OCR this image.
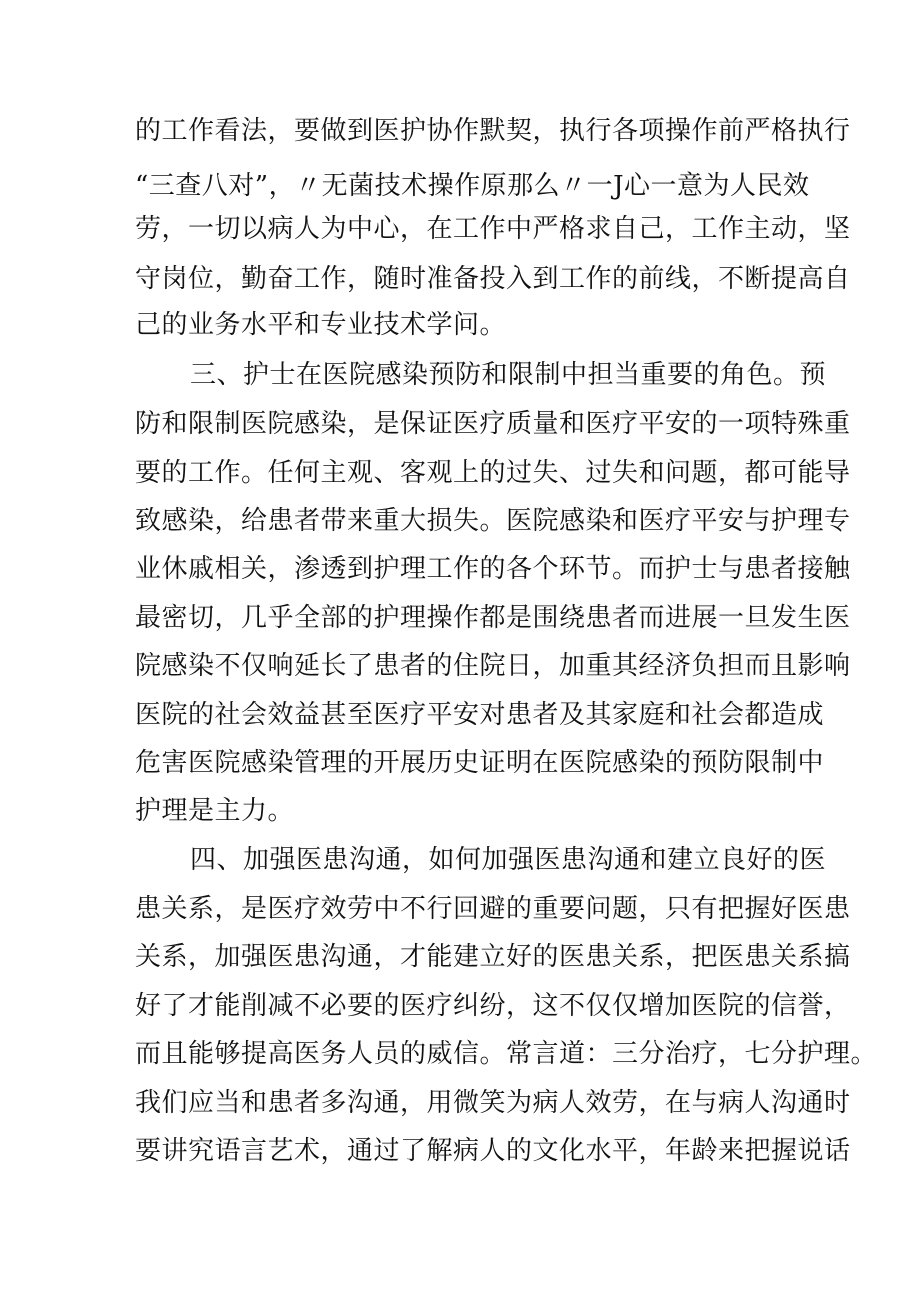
的工作看法，要做到医护协作默契，执行各项操作前严格执行
“三查八对”，〃无菌技术操作原那么〃一J心一意为人民效
劳，一切以病人为中心，在工作中严格求自己，工作主动，坚
守岗位，勤奋工作，随时准备投入到工作的前线，不断提高自
己的业务水平和专业技术学问。
三、护士在医院感染预防和限制中担当重要的角色。预
防和限制医院感染，是保证医疗质量和医疗平安的一项特殊重
要的工作。任何主观、客观上的过失、过失和问题，都可能导
致感染，给患者带来重大损失。医院感染和医疗平安与护理专
业休戚相关，渗透到护理工作的各个环节。而护士与患者接触
最密切，几乎全部的护理操作都是围绕患者而进展一旦发生医
院感染不仅响延长了患者的住院日，加重其经济负担而且影响
医院的社会效益甚至医疗平安对患者及其家庭和社会都造成
危害医院感染管理的开展历史证明在医院感染的预防限制中
护理是主力。
四、加强医患沟通，如何加强医患沟通和建立良好的医
患关系，是医疗效劳中不行回避的重要问题，只有把握好医患
关系，加强医患沟通，才能建立好的医患关系，把医患关系搞
好了才能削减不必要的医疗纠纷，这不仅仅增加医院的信誉，
而且能够提高医务人员的威信。常言道：三分治疗，七分护理。
我们应当和患者多沟通，用微笑为病人效劳，在与病人沟通时
要讲究语言艺术，通过了解病人的文化水平，年龄来把握说话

* _Given instruction_:
Copy every line above word for word and exclude the pictures.

* _Exercise solution_:
OCR this image.
的工作看法，要做到医护协作默契，执行各项操作前严格执行
“三查八对”，〃无菌技术操作原那么〃一J心一意为人民效
劳，一切以病人为中心，在工作中严格求自己，工作主动，坚
守岗位，勤奋工作，随时准备投入到工作的前线，不断提高自
己的业务水平和专业技术学问。
三、护士在医院感染预防和限制中担当重要的角色。预
防和限制医院感染，是保证医疗质量和医疗平安的一项特殊重
要的工作。任何主观、客观上的过失、过失和问题，都可能导
致感染，给患者带来重大损失。医院感染和医疗平安与护理专
业休戚相关，渗透到护理工作的各个环节。而护士与患者接触
最密切，几乎全部的护理操作都是围绕患者而进展一旦发生医
院感染不仅响延长了患者的住院日，加重其经济负担而且影响
医院的社会效益甚至医疗平安对患者及其家庭和社会都造成
危害医院感染管理的开展历史证明在医院感染的预防限制中
护理是主力。
四、加强医患沟通，如何加强医患沟通和建立良好的医
患关系，是医疗效劳中不行回避的重要问题，只有把握好医患
关系，加强医患沟通，才能建立好的医患关系，把医患关系搞
好了才能削减不必要的医疗纠纷，这不仅仅增加医院的信誉，
而且能够提高医务人员的威信。常言道：三分治疗，七分护理。
我们应当和患者多沟通，用微笑为病人效劳，在与病人沟通时
要讲究语言艺术，通过了解病人的文化水平，年龄来把握说话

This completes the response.